[Dataset items]
*****
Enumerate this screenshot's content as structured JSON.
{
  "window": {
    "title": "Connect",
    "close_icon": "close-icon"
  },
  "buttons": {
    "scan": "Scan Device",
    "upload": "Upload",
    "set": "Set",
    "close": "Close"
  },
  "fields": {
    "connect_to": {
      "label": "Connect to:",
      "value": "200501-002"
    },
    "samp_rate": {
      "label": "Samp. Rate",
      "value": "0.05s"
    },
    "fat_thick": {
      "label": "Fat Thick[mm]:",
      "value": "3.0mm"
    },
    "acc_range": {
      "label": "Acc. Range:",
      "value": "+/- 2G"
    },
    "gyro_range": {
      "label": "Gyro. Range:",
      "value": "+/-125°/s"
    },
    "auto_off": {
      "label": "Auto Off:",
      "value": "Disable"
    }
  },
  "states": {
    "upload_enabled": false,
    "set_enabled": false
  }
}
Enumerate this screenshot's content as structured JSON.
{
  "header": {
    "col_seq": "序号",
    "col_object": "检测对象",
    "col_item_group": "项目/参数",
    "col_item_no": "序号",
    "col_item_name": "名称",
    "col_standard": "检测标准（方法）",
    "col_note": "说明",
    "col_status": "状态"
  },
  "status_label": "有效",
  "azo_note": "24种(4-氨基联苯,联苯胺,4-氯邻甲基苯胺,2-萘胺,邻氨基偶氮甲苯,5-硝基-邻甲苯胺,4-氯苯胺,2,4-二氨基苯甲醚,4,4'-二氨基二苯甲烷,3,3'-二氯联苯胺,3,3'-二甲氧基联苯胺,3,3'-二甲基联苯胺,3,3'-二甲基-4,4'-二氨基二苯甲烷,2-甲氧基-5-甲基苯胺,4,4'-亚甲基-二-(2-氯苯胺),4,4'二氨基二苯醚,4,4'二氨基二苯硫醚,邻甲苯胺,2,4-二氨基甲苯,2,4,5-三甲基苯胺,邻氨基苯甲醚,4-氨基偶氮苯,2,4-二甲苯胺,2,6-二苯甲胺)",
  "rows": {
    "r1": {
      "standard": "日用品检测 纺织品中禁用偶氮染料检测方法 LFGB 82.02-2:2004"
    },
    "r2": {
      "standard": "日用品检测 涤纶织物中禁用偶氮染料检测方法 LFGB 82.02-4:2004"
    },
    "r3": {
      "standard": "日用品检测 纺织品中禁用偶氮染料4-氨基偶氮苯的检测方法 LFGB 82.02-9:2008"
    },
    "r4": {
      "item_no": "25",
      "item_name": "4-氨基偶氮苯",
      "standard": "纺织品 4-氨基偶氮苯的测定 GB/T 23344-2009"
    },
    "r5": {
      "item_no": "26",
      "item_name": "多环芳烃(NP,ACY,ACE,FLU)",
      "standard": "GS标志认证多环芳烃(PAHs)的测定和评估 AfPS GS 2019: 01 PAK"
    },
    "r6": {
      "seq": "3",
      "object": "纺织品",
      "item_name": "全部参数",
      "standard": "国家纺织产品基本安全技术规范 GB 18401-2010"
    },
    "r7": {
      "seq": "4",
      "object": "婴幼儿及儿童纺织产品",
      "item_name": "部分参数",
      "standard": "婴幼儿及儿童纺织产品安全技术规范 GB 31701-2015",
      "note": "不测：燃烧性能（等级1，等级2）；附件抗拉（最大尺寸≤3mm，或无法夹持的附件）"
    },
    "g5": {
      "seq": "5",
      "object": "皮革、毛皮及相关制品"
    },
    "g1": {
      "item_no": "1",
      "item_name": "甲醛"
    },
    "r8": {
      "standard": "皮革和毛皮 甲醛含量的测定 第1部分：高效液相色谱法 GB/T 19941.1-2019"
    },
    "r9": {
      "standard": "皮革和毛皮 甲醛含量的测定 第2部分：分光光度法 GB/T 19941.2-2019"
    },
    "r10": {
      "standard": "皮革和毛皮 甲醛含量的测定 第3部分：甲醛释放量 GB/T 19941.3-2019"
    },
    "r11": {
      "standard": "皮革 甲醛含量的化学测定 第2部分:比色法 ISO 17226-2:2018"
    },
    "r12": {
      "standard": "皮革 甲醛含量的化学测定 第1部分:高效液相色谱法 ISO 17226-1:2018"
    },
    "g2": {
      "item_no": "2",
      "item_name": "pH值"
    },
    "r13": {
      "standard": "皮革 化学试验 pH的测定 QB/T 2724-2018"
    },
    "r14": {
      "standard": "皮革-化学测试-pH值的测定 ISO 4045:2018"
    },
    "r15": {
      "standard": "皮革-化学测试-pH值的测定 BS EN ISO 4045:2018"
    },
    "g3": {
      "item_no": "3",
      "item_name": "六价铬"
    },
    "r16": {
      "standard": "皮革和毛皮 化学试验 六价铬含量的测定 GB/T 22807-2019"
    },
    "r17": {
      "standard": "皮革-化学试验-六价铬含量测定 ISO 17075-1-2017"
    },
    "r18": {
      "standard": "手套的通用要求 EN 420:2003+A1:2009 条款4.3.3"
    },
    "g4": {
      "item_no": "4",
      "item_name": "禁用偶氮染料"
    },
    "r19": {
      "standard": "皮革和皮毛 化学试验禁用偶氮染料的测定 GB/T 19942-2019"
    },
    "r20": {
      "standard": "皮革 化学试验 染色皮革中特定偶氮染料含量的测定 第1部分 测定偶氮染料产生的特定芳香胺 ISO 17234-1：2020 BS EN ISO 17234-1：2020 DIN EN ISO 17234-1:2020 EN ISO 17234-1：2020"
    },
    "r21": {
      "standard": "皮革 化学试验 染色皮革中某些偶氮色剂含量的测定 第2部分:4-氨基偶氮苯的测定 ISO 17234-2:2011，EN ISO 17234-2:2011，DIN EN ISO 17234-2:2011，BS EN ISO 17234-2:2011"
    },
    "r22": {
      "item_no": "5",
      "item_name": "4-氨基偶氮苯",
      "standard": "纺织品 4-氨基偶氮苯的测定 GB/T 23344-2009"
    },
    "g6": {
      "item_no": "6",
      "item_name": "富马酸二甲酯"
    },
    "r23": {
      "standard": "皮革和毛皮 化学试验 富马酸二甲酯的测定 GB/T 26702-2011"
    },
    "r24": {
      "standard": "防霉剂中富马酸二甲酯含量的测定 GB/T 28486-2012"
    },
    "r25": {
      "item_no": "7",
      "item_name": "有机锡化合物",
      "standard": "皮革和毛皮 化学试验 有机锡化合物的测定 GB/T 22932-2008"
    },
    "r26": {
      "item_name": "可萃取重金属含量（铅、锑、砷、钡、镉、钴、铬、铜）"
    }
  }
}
*****
:: REQUIRED WORK ::
Collect each line of the entries that has the word "甲醛含量的化学测定", copying it in full.

:: WRITTEN RESPONSE ::
      "standard": "皮革 甲醛含量的化学测定 第2部分:比色法 ISO 17226-2:2018"
      "standard": "皮革 甲醛含量的化学测定 第1部分:高效液相色谱法 ISO 17226-1:2018"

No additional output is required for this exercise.